⟨
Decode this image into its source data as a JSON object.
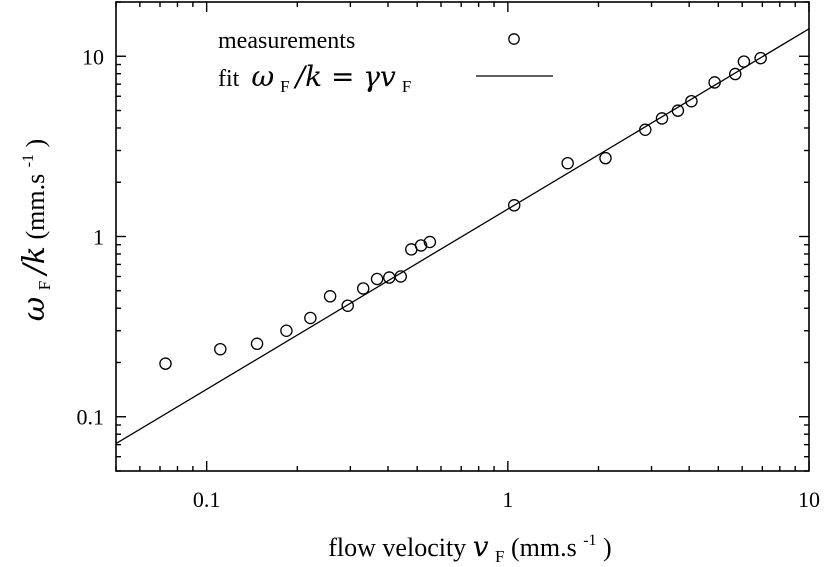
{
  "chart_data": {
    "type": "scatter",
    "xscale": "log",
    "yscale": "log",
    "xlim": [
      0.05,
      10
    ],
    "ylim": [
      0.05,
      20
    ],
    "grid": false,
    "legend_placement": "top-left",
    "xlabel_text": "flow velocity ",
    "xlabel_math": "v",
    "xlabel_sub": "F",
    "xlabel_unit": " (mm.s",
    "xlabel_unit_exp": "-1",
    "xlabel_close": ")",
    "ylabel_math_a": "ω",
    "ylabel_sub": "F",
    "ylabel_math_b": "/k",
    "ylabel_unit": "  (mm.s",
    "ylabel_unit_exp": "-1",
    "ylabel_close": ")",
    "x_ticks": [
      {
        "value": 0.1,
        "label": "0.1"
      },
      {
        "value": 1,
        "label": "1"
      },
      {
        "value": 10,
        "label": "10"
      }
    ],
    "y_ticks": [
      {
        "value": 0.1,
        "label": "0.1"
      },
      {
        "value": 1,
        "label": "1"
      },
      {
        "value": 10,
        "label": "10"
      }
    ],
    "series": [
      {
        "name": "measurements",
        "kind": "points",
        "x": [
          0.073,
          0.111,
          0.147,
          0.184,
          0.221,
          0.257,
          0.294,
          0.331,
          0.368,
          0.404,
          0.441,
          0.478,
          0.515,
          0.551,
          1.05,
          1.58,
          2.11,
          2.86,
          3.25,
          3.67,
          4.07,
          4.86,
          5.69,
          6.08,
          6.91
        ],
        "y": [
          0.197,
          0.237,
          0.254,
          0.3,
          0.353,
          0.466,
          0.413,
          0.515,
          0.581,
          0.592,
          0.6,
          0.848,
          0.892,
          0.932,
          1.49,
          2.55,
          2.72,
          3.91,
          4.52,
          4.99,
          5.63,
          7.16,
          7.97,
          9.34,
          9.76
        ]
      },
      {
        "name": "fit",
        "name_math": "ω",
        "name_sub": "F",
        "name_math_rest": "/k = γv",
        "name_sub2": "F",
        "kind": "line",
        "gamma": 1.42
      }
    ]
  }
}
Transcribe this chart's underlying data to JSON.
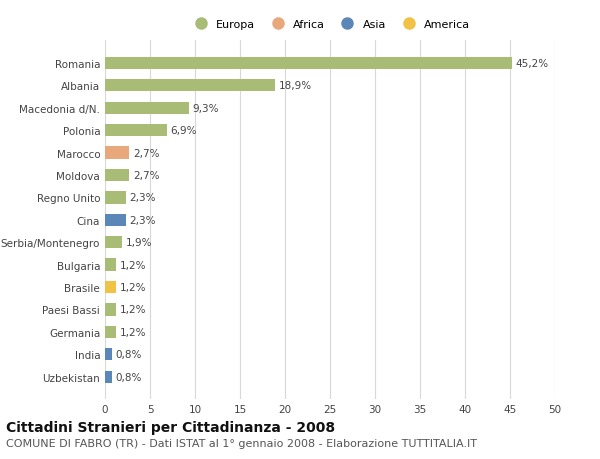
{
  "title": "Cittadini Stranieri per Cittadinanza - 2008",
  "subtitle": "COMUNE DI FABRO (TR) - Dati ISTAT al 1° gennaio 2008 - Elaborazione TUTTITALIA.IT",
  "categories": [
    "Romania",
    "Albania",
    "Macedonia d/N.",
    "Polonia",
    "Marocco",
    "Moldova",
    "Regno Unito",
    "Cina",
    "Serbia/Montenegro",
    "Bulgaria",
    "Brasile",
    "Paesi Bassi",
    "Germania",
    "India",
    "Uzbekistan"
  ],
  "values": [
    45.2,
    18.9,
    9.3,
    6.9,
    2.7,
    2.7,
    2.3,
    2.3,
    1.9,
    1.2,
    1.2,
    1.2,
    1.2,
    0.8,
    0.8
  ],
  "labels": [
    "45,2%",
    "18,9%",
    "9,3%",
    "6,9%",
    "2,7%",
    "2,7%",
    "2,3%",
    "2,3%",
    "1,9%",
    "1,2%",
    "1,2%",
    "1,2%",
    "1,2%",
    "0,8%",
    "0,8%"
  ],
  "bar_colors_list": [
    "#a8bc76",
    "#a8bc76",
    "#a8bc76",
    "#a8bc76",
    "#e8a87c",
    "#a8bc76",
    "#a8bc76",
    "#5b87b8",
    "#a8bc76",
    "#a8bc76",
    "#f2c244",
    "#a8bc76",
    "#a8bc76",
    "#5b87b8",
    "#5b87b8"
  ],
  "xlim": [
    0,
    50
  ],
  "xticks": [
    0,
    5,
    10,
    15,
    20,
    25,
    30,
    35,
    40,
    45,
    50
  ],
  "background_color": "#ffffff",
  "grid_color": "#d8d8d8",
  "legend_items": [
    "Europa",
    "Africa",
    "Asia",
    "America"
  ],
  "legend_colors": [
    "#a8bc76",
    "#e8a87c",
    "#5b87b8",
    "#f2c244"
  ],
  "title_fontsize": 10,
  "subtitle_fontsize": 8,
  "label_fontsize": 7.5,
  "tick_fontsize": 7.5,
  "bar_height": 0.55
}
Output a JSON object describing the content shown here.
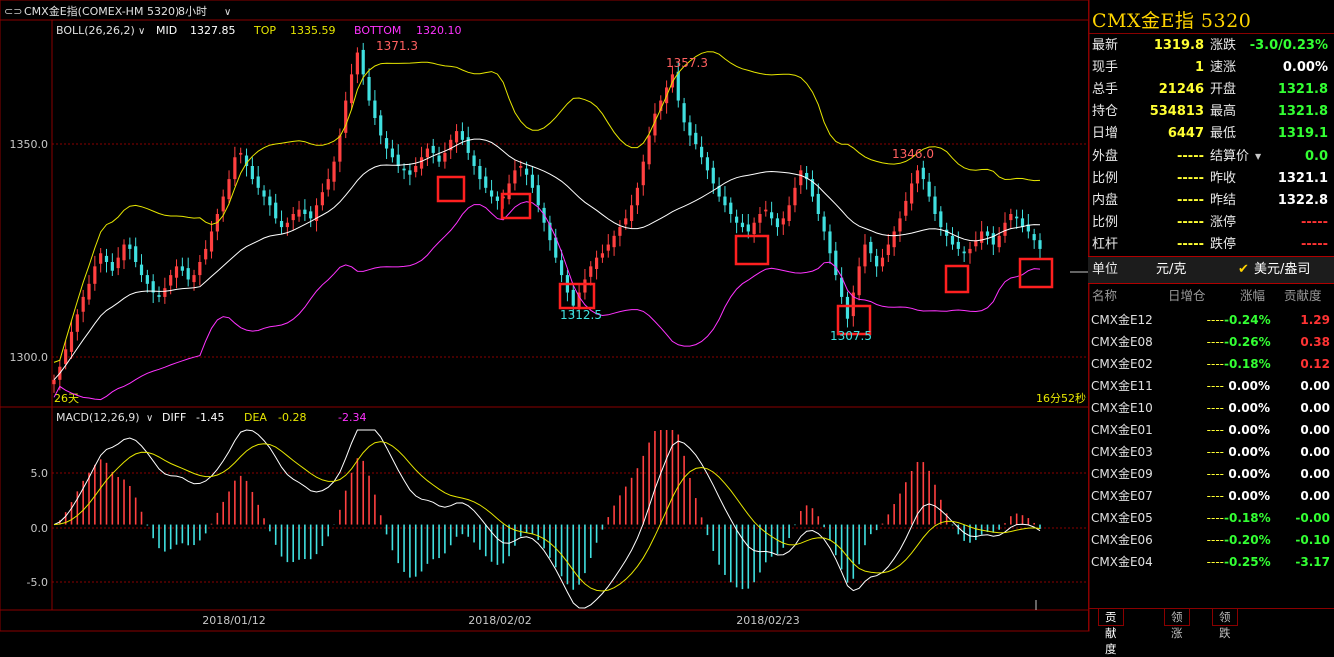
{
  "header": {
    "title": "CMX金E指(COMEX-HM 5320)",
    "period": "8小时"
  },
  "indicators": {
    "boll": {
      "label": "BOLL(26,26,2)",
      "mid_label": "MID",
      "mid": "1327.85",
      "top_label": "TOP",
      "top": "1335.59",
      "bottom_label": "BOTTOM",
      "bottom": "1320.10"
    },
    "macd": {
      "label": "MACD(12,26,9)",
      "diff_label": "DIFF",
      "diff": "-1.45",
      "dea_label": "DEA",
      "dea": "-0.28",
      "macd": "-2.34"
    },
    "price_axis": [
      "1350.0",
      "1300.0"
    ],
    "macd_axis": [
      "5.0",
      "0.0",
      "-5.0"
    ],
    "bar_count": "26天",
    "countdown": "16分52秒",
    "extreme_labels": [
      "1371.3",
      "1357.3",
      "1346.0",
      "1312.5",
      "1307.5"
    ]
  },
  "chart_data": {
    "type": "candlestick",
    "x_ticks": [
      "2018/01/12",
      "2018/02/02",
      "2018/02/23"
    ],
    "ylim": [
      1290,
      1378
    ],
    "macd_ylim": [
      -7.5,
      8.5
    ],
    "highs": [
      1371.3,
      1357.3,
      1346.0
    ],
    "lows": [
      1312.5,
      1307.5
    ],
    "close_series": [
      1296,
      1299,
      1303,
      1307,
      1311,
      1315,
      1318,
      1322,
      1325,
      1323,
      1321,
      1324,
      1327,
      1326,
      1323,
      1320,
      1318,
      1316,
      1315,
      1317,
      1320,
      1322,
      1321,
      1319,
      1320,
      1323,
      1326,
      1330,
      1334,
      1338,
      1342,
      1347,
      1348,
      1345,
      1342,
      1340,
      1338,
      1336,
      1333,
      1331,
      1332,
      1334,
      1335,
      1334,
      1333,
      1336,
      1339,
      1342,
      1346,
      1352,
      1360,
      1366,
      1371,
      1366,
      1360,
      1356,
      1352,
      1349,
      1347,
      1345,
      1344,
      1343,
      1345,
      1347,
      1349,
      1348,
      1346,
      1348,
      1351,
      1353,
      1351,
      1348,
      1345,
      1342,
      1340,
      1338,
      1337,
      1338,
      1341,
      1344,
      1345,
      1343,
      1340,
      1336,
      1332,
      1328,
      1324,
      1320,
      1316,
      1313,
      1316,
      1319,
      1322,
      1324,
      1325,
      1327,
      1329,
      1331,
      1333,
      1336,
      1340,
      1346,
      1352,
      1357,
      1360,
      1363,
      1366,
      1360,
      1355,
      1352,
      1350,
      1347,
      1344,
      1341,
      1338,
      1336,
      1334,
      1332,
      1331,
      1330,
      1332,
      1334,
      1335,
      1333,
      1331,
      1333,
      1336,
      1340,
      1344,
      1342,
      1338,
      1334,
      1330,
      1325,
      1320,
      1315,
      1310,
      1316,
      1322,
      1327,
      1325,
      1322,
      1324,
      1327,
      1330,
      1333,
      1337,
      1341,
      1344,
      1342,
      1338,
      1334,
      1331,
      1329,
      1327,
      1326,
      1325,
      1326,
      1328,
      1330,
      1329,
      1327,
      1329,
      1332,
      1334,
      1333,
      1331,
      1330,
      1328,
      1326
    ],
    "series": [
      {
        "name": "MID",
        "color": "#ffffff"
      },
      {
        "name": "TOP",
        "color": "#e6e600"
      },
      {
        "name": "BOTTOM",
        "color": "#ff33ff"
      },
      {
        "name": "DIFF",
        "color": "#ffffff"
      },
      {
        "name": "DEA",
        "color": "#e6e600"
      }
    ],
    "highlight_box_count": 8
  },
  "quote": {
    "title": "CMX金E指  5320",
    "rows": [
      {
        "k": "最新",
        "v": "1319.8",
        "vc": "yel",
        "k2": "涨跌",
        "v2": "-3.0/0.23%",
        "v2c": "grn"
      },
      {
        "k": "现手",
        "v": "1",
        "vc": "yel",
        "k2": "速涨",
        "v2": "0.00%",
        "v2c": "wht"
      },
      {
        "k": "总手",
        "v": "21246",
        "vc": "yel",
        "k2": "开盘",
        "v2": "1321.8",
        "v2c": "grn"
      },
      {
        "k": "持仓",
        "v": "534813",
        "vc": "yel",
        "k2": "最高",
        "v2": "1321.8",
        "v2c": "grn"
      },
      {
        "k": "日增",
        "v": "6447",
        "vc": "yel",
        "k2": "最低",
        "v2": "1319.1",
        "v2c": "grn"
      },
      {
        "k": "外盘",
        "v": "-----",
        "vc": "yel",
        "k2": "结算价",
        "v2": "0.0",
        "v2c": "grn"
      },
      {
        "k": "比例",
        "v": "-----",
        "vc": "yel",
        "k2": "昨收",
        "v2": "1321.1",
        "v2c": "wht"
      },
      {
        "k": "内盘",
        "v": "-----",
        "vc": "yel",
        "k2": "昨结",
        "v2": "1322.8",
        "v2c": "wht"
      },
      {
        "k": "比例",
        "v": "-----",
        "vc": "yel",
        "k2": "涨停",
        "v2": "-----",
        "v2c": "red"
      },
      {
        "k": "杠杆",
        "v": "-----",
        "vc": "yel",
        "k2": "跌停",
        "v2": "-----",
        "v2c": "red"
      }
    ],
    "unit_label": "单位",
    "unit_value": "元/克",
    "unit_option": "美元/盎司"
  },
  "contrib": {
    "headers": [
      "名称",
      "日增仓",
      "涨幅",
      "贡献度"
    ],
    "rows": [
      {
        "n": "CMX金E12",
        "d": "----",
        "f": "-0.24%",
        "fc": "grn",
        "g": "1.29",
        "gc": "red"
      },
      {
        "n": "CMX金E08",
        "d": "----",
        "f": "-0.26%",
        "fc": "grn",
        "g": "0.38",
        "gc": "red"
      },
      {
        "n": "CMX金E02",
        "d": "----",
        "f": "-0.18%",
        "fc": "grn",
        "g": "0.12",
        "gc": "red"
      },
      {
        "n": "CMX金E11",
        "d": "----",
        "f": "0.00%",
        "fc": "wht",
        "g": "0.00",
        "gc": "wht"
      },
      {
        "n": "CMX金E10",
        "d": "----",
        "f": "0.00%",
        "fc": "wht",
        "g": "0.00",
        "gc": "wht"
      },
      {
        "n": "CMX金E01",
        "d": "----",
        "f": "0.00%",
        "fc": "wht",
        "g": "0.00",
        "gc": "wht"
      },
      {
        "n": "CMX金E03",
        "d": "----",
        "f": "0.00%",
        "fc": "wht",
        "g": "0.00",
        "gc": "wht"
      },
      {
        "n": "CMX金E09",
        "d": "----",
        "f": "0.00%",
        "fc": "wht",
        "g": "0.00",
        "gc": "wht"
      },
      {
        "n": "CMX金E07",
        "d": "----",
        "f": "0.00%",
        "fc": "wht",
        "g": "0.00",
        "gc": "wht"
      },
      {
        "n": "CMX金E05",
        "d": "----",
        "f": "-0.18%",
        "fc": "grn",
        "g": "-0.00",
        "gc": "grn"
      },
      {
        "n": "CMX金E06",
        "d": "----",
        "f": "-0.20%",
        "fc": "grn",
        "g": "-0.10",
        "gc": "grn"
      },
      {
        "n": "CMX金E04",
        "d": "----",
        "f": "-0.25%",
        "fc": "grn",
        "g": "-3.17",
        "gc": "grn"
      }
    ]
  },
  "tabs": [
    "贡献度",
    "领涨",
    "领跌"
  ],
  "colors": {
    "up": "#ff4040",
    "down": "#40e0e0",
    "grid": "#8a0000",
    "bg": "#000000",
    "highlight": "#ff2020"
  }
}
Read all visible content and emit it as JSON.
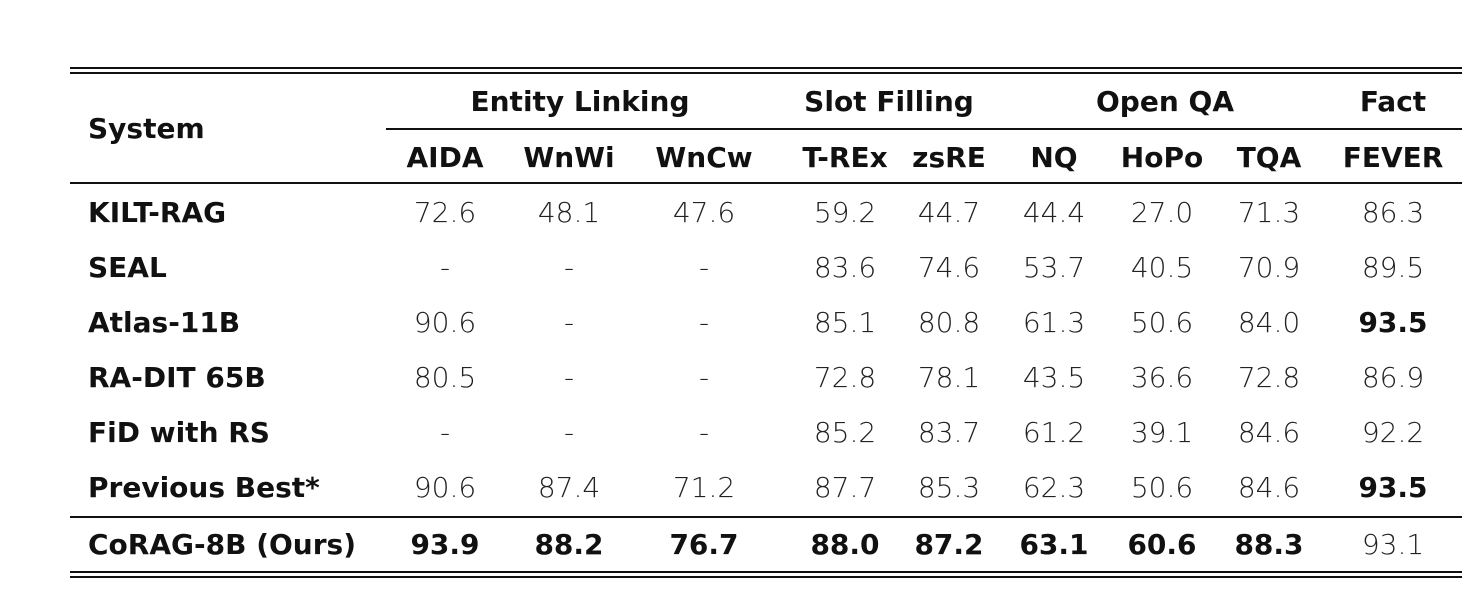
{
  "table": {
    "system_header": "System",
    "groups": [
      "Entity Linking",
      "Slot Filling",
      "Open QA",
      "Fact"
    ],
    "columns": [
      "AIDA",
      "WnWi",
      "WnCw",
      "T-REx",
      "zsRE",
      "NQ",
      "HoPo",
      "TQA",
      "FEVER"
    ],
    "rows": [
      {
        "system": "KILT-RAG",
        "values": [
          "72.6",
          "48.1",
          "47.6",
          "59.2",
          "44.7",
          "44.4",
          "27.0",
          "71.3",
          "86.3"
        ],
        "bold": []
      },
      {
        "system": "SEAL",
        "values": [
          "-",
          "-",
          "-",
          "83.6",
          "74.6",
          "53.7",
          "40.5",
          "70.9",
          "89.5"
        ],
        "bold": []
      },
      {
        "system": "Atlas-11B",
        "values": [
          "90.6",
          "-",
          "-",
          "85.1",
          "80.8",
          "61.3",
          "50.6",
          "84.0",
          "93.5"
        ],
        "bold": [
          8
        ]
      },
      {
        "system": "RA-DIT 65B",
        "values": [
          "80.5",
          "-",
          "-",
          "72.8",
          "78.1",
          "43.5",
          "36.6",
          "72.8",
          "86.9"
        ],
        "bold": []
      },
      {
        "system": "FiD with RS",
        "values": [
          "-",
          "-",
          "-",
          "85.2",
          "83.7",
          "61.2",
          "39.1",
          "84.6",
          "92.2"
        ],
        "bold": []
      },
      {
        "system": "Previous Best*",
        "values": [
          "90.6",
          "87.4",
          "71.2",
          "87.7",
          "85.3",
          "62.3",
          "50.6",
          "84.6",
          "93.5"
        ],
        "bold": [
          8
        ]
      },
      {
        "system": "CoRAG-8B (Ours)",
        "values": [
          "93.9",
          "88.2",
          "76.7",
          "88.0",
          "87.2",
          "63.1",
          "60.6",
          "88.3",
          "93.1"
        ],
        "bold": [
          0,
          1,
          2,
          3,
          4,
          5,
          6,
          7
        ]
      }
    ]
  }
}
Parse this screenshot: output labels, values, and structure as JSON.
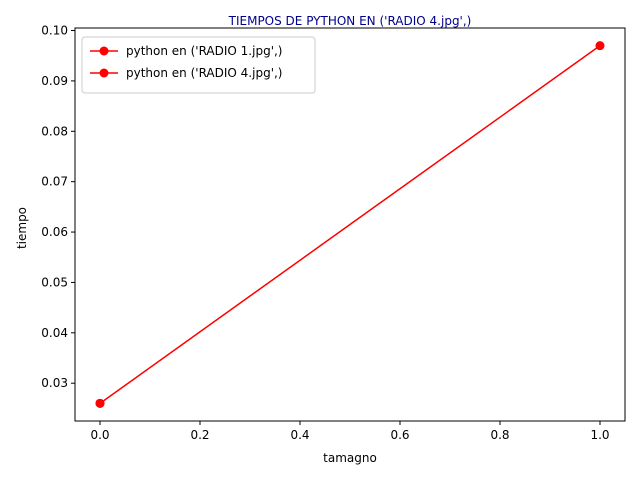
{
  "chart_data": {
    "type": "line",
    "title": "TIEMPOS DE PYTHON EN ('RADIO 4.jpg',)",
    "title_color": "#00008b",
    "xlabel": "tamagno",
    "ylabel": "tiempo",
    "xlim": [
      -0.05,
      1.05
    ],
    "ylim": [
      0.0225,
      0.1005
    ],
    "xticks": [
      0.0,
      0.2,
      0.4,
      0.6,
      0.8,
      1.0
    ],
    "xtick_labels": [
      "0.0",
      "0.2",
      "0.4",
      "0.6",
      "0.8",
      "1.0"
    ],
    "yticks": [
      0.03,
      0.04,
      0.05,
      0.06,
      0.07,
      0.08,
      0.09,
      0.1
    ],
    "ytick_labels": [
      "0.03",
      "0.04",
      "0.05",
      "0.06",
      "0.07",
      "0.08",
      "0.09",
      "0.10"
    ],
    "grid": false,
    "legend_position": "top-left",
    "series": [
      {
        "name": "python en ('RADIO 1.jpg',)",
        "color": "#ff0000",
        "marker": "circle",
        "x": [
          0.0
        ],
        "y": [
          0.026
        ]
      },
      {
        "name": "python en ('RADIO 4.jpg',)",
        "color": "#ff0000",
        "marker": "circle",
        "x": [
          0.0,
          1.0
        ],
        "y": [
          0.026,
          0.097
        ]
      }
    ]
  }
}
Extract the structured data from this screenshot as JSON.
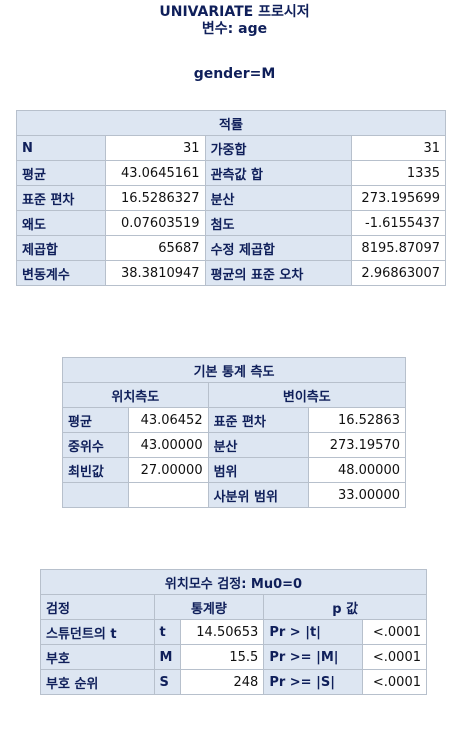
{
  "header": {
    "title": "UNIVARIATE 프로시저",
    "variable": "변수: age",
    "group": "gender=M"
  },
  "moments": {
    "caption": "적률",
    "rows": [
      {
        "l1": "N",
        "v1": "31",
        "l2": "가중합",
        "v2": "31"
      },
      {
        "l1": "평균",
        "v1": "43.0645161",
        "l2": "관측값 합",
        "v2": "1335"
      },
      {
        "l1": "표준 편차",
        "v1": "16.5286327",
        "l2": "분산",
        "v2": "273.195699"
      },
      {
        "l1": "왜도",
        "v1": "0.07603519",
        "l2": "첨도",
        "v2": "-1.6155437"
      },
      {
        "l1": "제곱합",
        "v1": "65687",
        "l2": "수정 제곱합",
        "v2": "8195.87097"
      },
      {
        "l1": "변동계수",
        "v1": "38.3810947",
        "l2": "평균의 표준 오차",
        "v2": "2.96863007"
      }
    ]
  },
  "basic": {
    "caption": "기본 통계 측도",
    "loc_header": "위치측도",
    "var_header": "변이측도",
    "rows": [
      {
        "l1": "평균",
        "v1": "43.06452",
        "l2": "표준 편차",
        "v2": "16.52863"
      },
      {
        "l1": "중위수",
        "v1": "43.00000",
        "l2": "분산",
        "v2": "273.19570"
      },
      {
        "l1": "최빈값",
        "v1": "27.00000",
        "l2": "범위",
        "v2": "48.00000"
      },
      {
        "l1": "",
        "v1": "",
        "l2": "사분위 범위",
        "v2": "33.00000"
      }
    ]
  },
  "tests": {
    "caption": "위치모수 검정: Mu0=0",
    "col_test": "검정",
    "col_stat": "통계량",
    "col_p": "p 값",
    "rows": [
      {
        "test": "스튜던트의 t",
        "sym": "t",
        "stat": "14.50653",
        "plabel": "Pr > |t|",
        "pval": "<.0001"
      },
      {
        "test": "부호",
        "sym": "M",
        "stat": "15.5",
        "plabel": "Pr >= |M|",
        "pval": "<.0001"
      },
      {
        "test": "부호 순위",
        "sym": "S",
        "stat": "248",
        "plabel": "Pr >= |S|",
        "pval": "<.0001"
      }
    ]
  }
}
⟩
Gather all lines from the listing above in which "JSON" occurs.

Decode this image into its source data as a JSON object.
Transcribe this chart's underlying data to JSON.
Output a JSON object describing the content shown here.
Read all visible content and emit it as JSON.
Parse this screenshot: output labels, values, and structure as JSON.
Extract the structured data from this screenshot as JSON.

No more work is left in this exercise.